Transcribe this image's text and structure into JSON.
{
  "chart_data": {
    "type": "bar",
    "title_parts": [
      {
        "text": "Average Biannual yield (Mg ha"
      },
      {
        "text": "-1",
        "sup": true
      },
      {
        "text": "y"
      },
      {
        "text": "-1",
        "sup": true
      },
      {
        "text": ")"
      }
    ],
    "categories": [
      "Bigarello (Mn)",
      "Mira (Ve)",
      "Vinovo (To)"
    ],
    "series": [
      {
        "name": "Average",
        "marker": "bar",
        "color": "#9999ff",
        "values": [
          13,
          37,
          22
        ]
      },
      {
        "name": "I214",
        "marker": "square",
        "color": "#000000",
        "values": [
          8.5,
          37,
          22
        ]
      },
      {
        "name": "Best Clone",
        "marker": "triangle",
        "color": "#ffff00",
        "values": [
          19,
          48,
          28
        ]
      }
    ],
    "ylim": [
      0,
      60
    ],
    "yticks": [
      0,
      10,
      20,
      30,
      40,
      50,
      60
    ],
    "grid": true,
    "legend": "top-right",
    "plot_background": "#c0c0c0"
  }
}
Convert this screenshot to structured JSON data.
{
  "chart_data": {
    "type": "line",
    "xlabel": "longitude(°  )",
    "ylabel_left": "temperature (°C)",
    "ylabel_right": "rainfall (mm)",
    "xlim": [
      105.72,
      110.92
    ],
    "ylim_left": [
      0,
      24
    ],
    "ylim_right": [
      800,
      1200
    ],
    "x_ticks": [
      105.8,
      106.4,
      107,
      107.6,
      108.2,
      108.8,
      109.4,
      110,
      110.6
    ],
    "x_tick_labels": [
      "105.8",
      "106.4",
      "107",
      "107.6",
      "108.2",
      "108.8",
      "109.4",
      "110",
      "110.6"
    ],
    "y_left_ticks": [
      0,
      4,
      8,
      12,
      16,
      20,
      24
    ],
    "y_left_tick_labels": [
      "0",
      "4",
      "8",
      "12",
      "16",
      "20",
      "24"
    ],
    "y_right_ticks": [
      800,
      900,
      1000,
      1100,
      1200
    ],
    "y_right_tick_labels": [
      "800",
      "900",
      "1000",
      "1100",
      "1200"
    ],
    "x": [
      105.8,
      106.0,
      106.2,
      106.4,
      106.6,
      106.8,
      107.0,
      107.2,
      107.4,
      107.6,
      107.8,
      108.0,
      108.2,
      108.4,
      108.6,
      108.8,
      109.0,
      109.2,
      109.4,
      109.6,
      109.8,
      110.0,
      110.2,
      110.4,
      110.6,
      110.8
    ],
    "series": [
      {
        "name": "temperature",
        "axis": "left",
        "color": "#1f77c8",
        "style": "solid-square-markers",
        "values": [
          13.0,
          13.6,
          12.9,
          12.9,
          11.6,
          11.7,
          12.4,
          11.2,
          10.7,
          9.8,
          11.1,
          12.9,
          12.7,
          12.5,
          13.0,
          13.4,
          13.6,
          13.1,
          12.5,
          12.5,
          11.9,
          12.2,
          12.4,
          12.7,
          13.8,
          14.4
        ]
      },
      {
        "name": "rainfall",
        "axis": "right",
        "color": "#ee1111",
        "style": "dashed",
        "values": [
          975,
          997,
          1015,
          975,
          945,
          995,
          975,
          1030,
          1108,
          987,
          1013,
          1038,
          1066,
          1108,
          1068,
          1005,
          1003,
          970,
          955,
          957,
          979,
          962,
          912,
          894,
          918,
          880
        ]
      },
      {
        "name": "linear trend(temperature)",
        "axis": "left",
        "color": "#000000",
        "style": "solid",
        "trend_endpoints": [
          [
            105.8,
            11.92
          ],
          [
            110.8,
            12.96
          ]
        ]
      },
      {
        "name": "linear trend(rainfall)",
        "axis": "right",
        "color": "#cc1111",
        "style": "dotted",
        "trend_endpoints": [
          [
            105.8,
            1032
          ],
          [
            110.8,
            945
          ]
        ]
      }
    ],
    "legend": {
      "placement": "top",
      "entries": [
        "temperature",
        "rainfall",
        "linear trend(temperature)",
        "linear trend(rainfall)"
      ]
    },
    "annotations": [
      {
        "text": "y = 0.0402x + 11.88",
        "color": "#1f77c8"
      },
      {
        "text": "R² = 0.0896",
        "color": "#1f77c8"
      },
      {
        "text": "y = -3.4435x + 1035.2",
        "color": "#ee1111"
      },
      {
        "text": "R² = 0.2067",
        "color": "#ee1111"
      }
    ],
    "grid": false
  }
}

* **Set problem**
Return the material exactly as it stands.

* **Result for this exercise**
Transcribe this image's text and structure into JSON.
{
  "chart_data": {
    "type": "bar",
    "title_parts": [
      {
        "text": "Average Biannual yield (Mg ha"
      },
      {
        "text": "-1",
        "sup": true
      },
      {
        "text": "y"
      },
      {
        "text": "-1",
        "sup": true
      },
      {
        "text": ")"
      }
    ],
    "categories": [
      "Bigarello (Mn)",
      "Mira (Ve)",
      "Vinovo (To)"
    ],
    "series": [
      {
        "name": "Average",
        "marker": "bar",
        "color": "#9999ff",
        "values": [
          13,
          37,
          22
        ]
      },
      {
        "name": "I214",
        "marker": "square",
        "color": "#000000",
        "values": [
          8.5,
          37,
          22
        ]
      },
      {
        "name": "Best Clone",
        "marker": "triangle",
        "color": "#ffff00",
        "values": [
          19,
          48,
          28
        ]
      }
    ],
    "ylim": [
      0,
      60
    ],
    "yticks": [
      0,
      10,
      20,
      30,
      40,
      50,
      60
    ],
    "grid": true,
    "legend": "top-right",
    "plot_background": "#c0c0c0"
  }
}
Convert this screenshot to structured JSON data.
{
  "chart_data": {
    "type": "line",
    "xlabel": "longitude(°  )",
    "ylabel_left": "temperature (°C)",
    "ylabel_right": "rainfall (mm)",
    "xlim": [
      105.72,
      110.92
    ],
    "ylim_left": [
      0,
      24
    ],
    "ylim_right": [
      800,
      1200
    ],
    "x_ticks": [
      105.8,
      106.4,
      107,
      107.6,
      108.2,
      108.8,
      109.4,
      110,
      110.6
    ],
    "x_tick_labels": [
      "105.8",
      "106.4",
      "107",
      "107.6",
      "108.2",
      "108.8",
      "109.4",
      "110",
      "110.6"
    ],
    "y_left_ticks": [
      0,
      4,
      8,
      12,
      16,
      20,
      24
    ],
    "y_left_tick_labels": [
      "0",
      "4",
      "8",
      "12",
      "16",
      "20",
      "24"
    ],
    "y_right_ticks": [
      800,
      900,
      1000,
      1100,
      1200
    ],
    "y_right_tick_labels": [
      "800",
      "900",
      "1000",
      "1100",
      "1200"
    ],
    "x": [
      105.8,
      106.0,
      106.2,
      106.4,
      106.6,
      106.8,
      107.0,
      107.2,
      107.4,
      107.6,
      107.8,
      108.0,
      108.2,
      108.4,
      108.6,
      108.8,
      109.0,
      109.2,
      109.4,
      109.6,
      109.8,
      110.0,
      110.2,
      110.4,
      110.6,
      110.8
    ],
    "series": [
      {
        "name": "temperature",
        "axis": "left",
        "color": "#1f77c8",
        "style": "solid-square-markers",
        "values": [
          13.0,
          13.6,
          12.9,
          12.9,
          11.6,
          11.7,
          12.4,
          11.2,
          10.7,
          9.8,
          11.1,
          12.9,
          12.7,
          12.5,
          13.0,
          13.4,
          13.6,
          13.1,
          12.5,
          12.5,
          11.9,
          12.2,
          12.4,
          12.7,
          13.8,
          14.4
        ]
      },
      {
        "name": "rainfall",
        "axis": "right",
        "color": "#ee1111",
        "style": "dashed",
        "values": [
          975,
          997,
          1015,
          975,
          945,
          995,
          975,
          1030,
          1108,
          987,
          1013,
          1038,
          1066,
          1108,
          1068,
          1005,
          1003,
          970,
          955,
          957,
          979,
          962,
          912,
          894,
          918,
          880
        ]
      },
      {
        "name": "linear trend(temperature)",
        "axis": "left",
        "color": "#000000",
        "style": "solid",
        "trend_endpoints": [
          [
            105.8,
            11.92
          ],
          [
            110.8,
            12.96
          ]
        ]
      },
      {
        "name": "linear trend(rainfall)",
        "axis": "right",
        "color": "#cc1111",
        "style": "dotted",
        "trend_endpoints": [
          [
            105.8,
            1032
          ],
          [
            110.8,
            945
          ]
        ]
      }
    ],
    "legend": {
      "placement": "top",
      "entries": [
        "temperature",
        "rainfall",
        "linear trend(temperature)",
        "linear trend(rainfall)"
      ]
    },
    "annotations": [
      {
        "text": "y = 0.0402x + 11.88",
        "color": "#1f77c8"
      },
      {
        "text": "R² = 0.0896",
        "color": "#1f77c8"
      },
      {
        "text": "y = -3.4435x + 1035.2",
        "color": "#ee1111"
      },
      {
        "text": "R² = 0.2067",
        "color": "#ee1111"
      }
    ],
    "grid": false
  }
}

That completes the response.